• **WHAT IS REQUIRED**
All of the data below must be repeated exactly.

-=-=-=-=-

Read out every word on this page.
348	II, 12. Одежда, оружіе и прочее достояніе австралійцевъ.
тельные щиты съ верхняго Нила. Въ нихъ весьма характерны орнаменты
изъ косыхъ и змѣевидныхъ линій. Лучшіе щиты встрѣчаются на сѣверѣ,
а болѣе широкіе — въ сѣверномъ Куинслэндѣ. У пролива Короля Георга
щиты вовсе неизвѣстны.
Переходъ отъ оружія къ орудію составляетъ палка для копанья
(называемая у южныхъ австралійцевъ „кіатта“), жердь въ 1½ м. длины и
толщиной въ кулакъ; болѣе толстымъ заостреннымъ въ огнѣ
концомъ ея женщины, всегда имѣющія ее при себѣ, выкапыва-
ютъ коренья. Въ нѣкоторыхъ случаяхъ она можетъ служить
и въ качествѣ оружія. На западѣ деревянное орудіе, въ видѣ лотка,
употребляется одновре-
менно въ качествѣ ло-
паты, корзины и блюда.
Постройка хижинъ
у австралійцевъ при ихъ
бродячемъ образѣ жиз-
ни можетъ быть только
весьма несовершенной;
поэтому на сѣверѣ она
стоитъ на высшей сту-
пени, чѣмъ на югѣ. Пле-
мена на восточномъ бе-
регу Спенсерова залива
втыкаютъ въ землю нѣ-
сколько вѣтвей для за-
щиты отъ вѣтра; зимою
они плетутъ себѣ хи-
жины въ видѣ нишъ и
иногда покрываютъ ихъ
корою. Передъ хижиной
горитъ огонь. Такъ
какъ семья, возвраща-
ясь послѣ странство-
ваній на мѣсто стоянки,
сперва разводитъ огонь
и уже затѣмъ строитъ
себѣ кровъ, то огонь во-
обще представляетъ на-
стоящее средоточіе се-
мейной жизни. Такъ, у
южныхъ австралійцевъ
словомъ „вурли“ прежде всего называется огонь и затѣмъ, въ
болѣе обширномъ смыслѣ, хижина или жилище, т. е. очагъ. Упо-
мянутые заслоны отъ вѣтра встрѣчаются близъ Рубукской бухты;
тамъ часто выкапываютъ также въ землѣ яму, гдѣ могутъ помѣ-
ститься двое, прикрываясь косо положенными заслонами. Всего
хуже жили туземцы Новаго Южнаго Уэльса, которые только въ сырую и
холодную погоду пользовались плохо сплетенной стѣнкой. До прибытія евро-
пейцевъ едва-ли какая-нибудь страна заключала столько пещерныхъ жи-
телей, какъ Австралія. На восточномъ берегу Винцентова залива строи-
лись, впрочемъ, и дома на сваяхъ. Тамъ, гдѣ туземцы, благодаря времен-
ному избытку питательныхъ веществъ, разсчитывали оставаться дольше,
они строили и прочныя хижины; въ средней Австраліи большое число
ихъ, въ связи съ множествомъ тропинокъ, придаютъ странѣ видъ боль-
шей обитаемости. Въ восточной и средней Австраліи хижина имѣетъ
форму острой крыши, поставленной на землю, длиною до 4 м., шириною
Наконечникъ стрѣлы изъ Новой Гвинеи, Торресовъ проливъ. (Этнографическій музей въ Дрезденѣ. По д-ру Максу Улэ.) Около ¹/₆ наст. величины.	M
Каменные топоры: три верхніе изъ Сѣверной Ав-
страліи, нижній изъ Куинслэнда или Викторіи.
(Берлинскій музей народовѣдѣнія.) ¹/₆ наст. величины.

-=-=-=-=-

• **RIGHT ANSWER**
Read out every word on this page.
348	II, 12. Одежда, оружіе и прочее достояніе австралійцевъ.
тельные щиты съ верхняго Нила. Въ нихъ весьма характерны орнаменты
изъ косыхъ и змѣевидныхъ линій. Лучшіе щиты встрѣчаются на сѣверѣ,
а болѣе широкіе — въ сѣверномъ Куинслэндѣ. У пролива Короля Георга
щиты вовсе неизвѣстны.
Переходъ отъ оружія къ орудію составляетъ палка для копанья
(называемая у южныхъ австралійцевъ „кіатта“), жердь въ 1½ м. длины и
толщиной въ кулакъ; болѣе толстымъ заостреннымъ въ огнѣ
концомъ ея женщины, всегда имѣющія ее при себѣ, выкапыва-
ютъ коренья. Въ нѣкоторыхъ случаяхъ она можетъ служить
и въ качествѣ оружія. На западѣ деревянное орудіе, въ видѣ лотка,
употребляется одновре-
менно въ качествѣ ло-
паты, корзины и блюда.
Постройка хижинъ
у австралійцевъ при ихъ
бродячемъ образѣ жиз-
ни можетъ быть только
весьма несовершенной;
поэтому на сѣверѣ она
стоитъ на высшей сту-
пени, чѣмъ на югѣ. Пле-
мена на восточномъ бе-
регу Спенсерова залива
втыкаютъ въ землю нѣ-
сколько вѣтвей для за-
щиты отъ вѣтра; зимою
они плетутъ себѣ хи-
жины въ видѣ нишъ и
иногда покрываютъ ихъ
корою. Передъ хижиной
горитъ огонь. Такъ
какъ семья, возвраща-
ясь послѣ странство-
ваній на мѣсто стоянки,
сперва разводитъ огонь
и уже затѣмъ строитъ
себѣ кровъ, то огонь во-
обще представляетъ на-
стоящее средоточіе се-
мейной жизни. Такъ, у
южныхъ австралійцевъ
словомъ „вурли“ прежде всего называется огонь и затѣмъ, въ
болѣе обширномъ смыслѣ, хижина или жилище, т. е. очагъ. Упо-
мянутые заслоны отъ вѣтра встрѣчаются близъ Рубукской бухты;
тамъ часто выкапываютъ также въ землѣ яму, гдѣ могутъ помѣ-
ститься двое, прикрываясь косо положенными заслонами. Всего
хуже жили туземцы Новаго Южнаго Уэльса, которые только въ сырую и
холодную погоду пользовались плохо сплетенной стѣнкой. До прибытія евро-
пейцевъ едва-ли какая-нибудь страна заключала столько пещерныхъ жи-
телей, какъ Австралія. На восточномъ берегу Винцентова залива строи-
лись, впрочемъ, и дома на сваяхъ. Тамъ, гдѣ туземцы, благодаря времен-
ному избытку питательныхъ веществъ, разсчитывали оставаться дольше,
они строили и прочныя хижины; въ средней Австраліи большое число
ихъ, въ связи съ множествомъ тропинокъ, придаютъ странѣ видъ боль-
шей обитаемости. Въ восточной и средней Австраліи хижина имѣетъ
форму острой крыши, поставленной на землю, длиною до 4 м., шириною
Наконечникъ стрѣлы изъ Новой Гвинеи, Торресовъ проливъ. (Этнографическій музей въ Дрезденѣ. По д-ру Максу Улэ.) Около ¹/₆ наст. величины.	M
Каменные топоры: три верхніе изъ Сѣверной Ав-
страліи, нижній изъ Куинслэнда или Викторіи.
(Берлинскій музей народовѣдѣнія.) ¹/₆ наст. величины.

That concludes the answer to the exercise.